• Dataset items:
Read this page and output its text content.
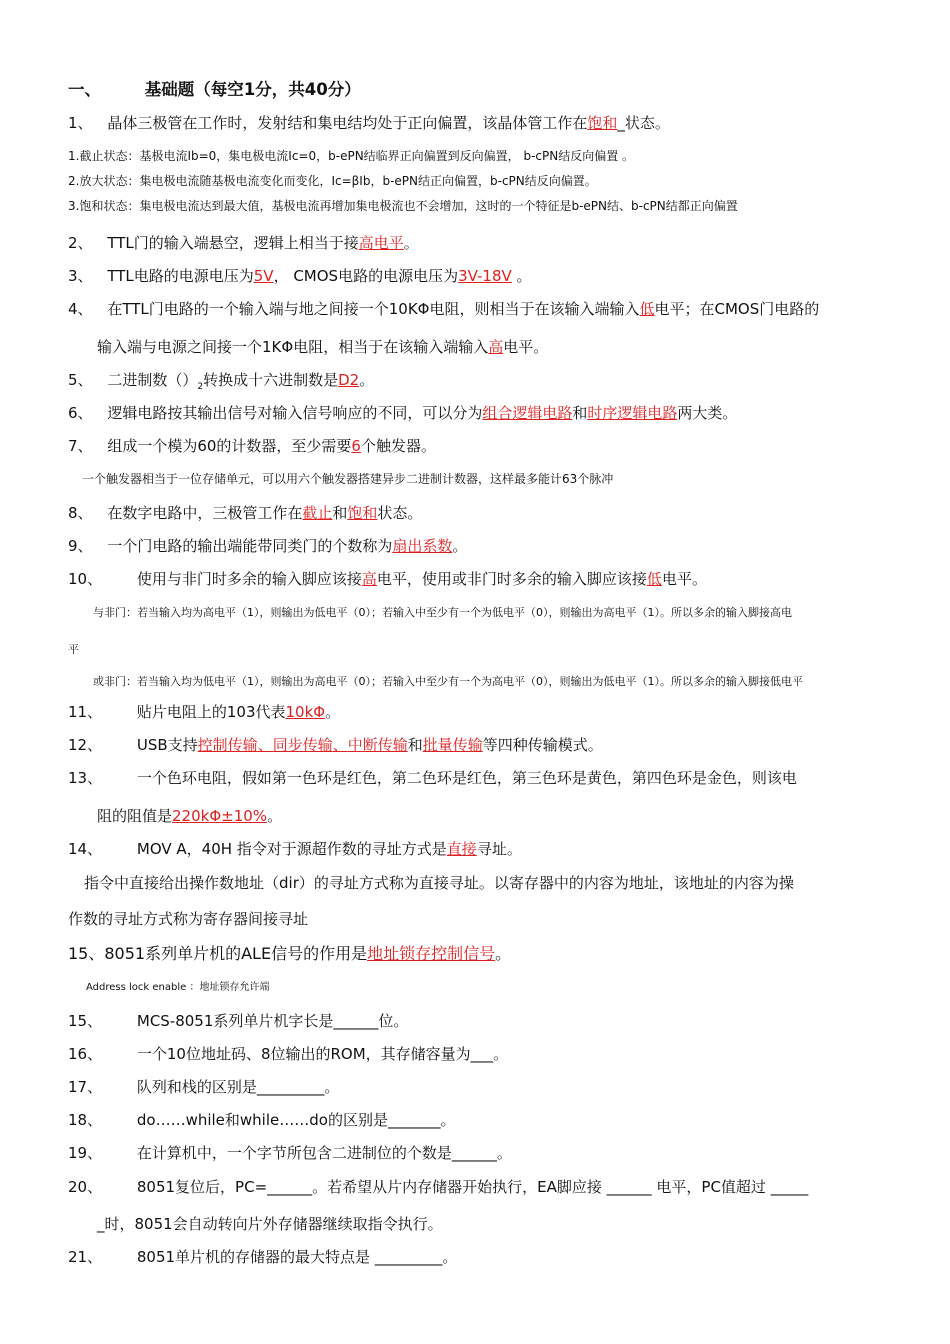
一、	基础题（每空1分，共40分）
1、 晶体三极管在工作时，发射结和集电结均处于正向偏置，该晶体管工作在饱和_状态。
1.截止状态：基极电流Ib=0，集电极电流Ic=0，b-ePN结临界正向偏置到反向偏置， b-cPN结反向偏置 。
2.放大状态：集电极电流随基极电流变化而变化，Ic=βIb，b-ePN结正向偏置，b-cPN结反向偏置。
3.饱和状态：集电极电流达到最大值，基极电流再增加集电极流也不会增加，这时的一个特征是b-ePN结、b-cPN结都正向偏置
2、 TTL门的输入端悬空，逻辑上相当于接高电平。
3、 TTL电路的电源电压为5V， CMOS电路的电源电压为3V-18V 。
4、 在TTL门电路的一个输入端与地之间接一个10KΦ电阻，则相当于在该输入端输入低电平；在CMOS门电路的
输入端与电源之间接一个1KΦ电阻，相当于在该输入端输入高电平。
5、 二进制数$()_2$转换成十六进制数是D2。
6、 逻辑电路按其输出信号对输入信号响应的不同，可以分为组合逻辑电路和时序逻辑电路两大类。
7、 组成一个模为60的计数器，至少需要6个触发器。
一个触发器相当于一位存储单元，可以用六个触发器搭建异步二进制计数器，这样最多能计63个脉冲
8、 在数字电路中，三极管工作在截止和饱和状态。
9、 一个门电路的输出端能带同类门的个数称为扇出系数。
10、 使用与非门时多余的输入脚应该接高电平，使用或非门时多余的输入脚应该接低电平。
与非门：若当输入均为高电平（1），则输出为低电平（0）；若输入中至少有一个为低电平（0），则输出为高电平（1）。所以多余的输入脚接高电
平
或非门：若当输入均为低电平（1），则输出为高电平（0）；若输入中至少有一个为高电平（0），则输出为低电平（1）。所以多余的输入脚接低电平
11、 贴片电阻上的103代表10kΦ。
12、 USB支持控制传输、同步传输、中断传输和批量传输等四种传输模式。
13、 一个色环电阻，假如第一色环是红色，第二色环是红色，第三色环是黄色，第四色环是金色，则该电
阻的阻值是220kΦ±10%。
14、 MOV A，40H 指令对于源超作数的寻址方式是直接寻址。
指令中直接给出操作数地址（dir）的寻址方式称为直接寻址。以寄存器中的内容为地址，该地址的内容为操
作数的寻址方式称为寄存器间接寻址
15、8051系列单片机的ALE信号的作用是地址锁存控制信号。
Address lock enable ：地址锁存允许端
15、 MCS-8051系列单片机字长是______位。
16、 一个10位地址码、8位输出的ROM，其存储容量为___。
17、 队列和栈的区别是_________。
18、 do……while和while……do的区别是_______。
19、 在计算机中，一个字节所包含二进制位的个数是______。
20、 8051复位后，PC=______。若希望从片内存储器开始执行，EA脚应接 ______ 电平，PC值超过 _____
_时，8051会自动转向片外存储器继续取指令执行。
21、 8051单片机的存储器的最大特点是 _________。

• Aim of the exercise: Filter out every line that lacks the word "cPN结反向偏置", and copy the rest.

• Result of this exercise:
1.截止状态：基极电流Ib=0，集电极电流Ic=0，b-ePN结临界正向偏置到反向偏置， b-cPN结反向偏置 。
2.放大状态：集电极电流随基极电流变化而变化，Ic=βIb，b-ePN结正向偏置，b-cPN结反向偏置。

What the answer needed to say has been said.